[Given problem]
Your task is to output the entries below word for word.

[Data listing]

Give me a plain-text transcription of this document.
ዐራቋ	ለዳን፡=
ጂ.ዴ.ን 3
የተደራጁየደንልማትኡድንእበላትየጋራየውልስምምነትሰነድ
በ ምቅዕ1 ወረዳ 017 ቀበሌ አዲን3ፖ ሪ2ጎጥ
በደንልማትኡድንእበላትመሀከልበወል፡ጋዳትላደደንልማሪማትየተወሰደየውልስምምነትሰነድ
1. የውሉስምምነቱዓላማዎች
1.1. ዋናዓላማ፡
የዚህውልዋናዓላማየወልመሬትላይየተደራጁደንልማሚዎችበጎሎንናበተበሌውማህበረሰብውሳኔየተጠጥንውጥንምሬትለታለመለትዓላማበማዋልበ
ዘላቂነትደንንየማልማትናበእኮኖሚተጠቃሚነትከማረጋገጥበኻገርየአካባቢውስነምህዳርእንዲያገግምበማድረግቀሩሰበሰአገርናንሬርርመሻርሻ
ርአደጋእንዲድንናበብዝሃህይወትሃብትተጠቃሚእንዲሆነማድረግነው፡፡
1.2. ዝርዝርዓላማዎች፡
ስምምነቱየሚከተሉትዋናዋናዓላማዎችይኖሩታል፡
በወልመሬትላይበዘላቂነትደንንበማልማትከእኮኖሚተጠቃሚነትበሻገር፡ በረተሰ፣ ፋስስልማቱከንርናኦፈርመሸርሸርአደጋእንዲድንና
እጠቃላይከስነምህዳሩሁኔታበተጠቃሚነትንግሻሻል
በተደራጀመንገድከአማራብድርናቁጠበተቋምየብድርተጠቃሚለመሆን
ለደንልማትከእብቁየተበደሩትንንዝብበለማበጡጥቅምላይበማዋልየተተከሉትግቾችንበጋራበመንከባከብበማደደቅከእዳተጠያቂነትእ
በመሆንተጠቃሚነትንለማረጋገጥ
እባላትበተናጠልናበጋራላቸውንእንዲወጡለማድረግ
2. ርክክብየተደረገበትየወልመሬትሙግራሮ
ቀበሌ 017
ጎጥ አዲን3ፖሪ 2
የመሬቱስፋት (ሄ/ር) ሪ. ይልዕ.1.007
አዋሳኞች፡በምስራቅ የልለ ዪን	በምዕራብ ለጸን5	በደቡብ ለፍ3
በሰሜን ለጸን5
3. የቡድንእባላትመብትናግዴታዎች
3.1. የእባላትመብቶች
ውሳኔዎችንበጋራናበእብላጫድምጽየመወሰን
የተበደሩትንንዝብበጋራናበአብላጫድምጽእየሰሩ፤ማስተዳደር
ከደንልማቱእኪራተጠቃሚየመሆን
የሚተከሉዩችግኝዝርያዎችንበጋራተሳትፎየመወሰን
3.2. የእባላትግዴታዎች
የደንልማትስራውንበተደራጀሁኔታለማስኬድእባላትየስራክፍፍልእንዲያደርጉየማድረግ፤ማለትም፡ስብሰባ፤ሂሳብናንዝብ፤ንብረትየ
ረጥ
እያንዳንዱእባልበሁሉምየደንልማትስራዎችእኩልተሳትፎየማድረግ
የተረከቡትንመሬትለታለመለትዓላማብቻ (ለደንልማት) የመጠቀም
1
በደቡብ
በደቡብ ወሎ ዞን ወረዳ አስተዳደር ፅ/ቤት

[Solution for this exercise]
Give me a plain-text transcription of this document.
ዐራቋ	ለዳን፡=
ጂ.ዴ.ን 3
የተደራጁየደንልማትኡድንእበላትየጋራየውልስምምነትሰነድ
በ ምቅዕ1 ወረዳ 017 ቀበሌ አዲን3ፖ ሪ2ጎጥ
በደንልማትኡድንእበላትመሀከልበወል፡ጋዳትላደደንልማሪማትየተወሰደየውልስምምነትሰነድ
1. የውሉስምምነቱዓላማዎች
1.1. ዋናዓላማ፡
የዚህውልዋናዓላማየወልመሬትላይየተደራጁደንልማሚዎችበጎሎንናበተበሌውማህበረሰብውሳኔየተጠጥንውጥንምሬትለታለመለትዓላማበማዋልበ
ዘላቂነትደንንየማልማትናበእኮኖሚተጠቃሚነትከማረጋገጥበኻገርየአካባቢውስነምህዳርእንዲያገግምበማድረግቀሩሰበሰአገርናንሬርርመሻርሻ
ርአደጋእንዲድንናበብዝሃህይወትሃብትተጠቃሚእንዲሆነማድረግነው፡፡
1.2. ዝርዝርዓላማዎች፡
ስምምነቱየሚከተሉትዋናዋናዓላማዎችይኖሩታል፡
በወልመሬትላይበዘላቂነትደንንበማልማትከእኮኖሚተጠቃሚነትበሻገር፡ በረተሰ፣ ፋስስልማቱከንርናኦፈርመሸርሸርአደጋእንዲድንና
እጠቃላይከስነምህዳሩሁኔታበተጠቃሚነትንግሻሻል
በተደራጀመንገድከአማራብድርናቁጠበተቋምየብድርተጠቃሚለመሆን
ለደንልማትከእብቁየተበደሩትንንዝብበለማበጡጥቅምላይበማዋልየተተከሉትግቾችንበጋራበመንከባከብበማደደቅከእዳተጠያቂነትእ
በመሆንተጠቃሚነትንለማረጋገጥ
እባላትበተናጠልናበጋራላቸውንእንዲወጡለማድረግ
2. ርክክብየተደረገበትየወልመሬትሙግራሮ
ቀበሌ 017
ጎጥ አዲን3ፖሪ 2
የመሬቱስፋት (ሄ/ር) ሪ. ይልዕ.1.007
አዋሳኞች፡በምስራቅ የልለ ዪን	በምዕራብ ለጸን5	በደቡብ ለፍ3
በሰሜን ለጸን5
3. የቡድንእባላትመብትናግዴታዎች
3.1. የእባላትመብቶች
ውሳኔዎችንበጋራናበእብላጫድምጽየመወሰን
የተበደሩትንንዝብበጋራናበአብላጫድምጽእየሰሩ፤ማስተዳደር
ከደንልማቱእኪራተጠቃሚየመሆን
የሚተከሉዩችግኝዝርያዎችንበጋራተሳትፎየመወሰን
3.2. የእባላትግዴታዎች
የደንልማትስራውንበተደራጀሁኔታለማስኬድእባላትየስራክፍፍልእንዲያደርጉየማድረግ፤ማለትም፡ስብሰባ፤ሂሳብናንዝብ፤ንብረትየ
ረጥ
እያንዳንዱእባልበሁሉምየደንልማትስራዎችእኩልተሳትፎየማድረግ
የተረከቡትንመሬትለታለመለትዓላማብቻ (ለደንልማት) የመጠቀም
1
በደቡብ
በደቡብ ወሎ ዞን ወረዳ አስተዳደር ፅ/ቤት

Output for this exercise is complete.